▸ Exercise task
Without omitting anything, return the records precisely as given.

▸ Information provided
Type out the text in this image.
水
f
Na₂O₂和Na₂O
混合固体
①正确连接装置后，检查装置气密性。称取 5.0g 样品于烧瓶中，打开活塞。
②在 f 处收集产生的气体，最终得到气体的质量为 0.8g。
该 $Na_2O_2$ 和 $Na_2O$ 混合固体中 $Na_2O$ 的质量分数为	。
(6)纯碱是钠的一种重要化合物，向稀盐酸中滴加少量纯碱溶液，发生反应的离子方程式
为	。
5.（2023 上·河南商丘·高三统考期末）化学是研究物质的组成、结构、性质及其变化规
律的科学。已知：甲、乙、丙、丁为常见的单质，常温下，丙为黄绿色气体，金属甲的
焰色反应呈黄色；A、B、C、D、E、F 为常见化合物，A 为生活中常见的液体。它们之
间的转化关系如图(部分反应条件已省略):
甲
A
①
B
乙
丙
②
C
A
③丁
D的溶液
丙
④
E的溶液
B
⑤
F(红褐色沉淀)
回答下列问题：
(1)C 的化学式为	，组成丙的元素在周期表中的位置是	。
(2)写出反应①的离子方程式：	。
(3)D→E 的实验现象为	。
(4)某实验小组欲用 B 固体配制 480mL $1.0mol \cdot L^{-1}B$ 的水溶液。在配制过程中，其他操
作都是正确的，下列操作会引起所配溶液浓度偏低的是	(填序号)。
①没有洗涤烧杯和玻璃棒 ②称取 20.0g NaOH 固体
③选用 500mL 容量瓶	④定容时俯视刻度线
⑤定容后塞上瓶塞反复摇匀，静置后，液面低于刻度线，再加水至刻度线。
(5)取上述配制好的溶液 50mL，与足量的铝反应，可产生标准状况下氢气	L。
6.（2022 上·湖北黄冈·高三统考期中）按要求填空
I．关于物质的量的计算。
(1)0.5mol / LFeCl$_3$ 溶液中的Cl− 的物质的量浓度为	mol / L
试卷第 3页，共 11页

▸ Final result
Type out the text in this image.
水
f
Na₂O₂和Na₂O
混合固体
①正确连接装置后，检查装置气密性。称取 5.0g 样品于烧瓶中，打开活塞。
②在 f 处收集产生的气体，最终得到气体的质量为 0.8g。
该 $Na_2O_2$ 和 $Na_2O$ 混合固体中 $Na_2O$ 的质量分数为	。
(6)纯碱是钠的一种重要化合物，向稀盐酸中滴加少量纯碱溶液，发生反应的离子方程式
为	。
5.（2023 上·河南商丘·高三统考期末）化学是研究物质的组成、结构、性质及其变化规
律的科学。已知：甲、乙、丙、丁为常见的单质，常温下，丙为黄绿色气体，金属甲的
焰色反应呈黄色；A、B、C、D、E、F 为常见化合物，A 为生活中常见的液体。它们之
间的转化关系如图(部分反应条件已省略):
甲
A
①
B
乙
丙
②
C
A
③丁
D的溶液
丙
④
E的溶液
B
⑤
F(红褐色沉淀)
回答下列问题：
(1)C 的化学式为	，组成丙的元素在周期表中的位置是	。
(2)写出反应①的离子方程式：	。
(3)D→E 的实验现象为	。
(4)某实验小组欲用 B 固体配制 480mL $1.0mol \cdot L^{-1}B$ 的水溶液。在配制过程中，其他操
作都是正确的，下列操作会引起所配溶液浓度偏低的是	(填序号)。
①没有洗涤烧杯和玻璃棒 ②称取 20.0g NaOH 固体
③选用 500mL 容量瓶	④定容时俯视刻度线
⑤定容后塞上瓶塞反复摇匀，静置后，液面低于刻度线，再加水至刻度线。
(5)取上述配制好的溶液 50mL，与足量的铝反应，可产生标准状况下氢气	L。
6.（2022 上·湖北黄冈·高三统考期中）按要求填空
I．关于物质的量的计算。
(1)0.5mol / LFeCl$_3$ 溶液中的Cl− 的物质的量浓度为	mol / L
试卷第 3页，共 11页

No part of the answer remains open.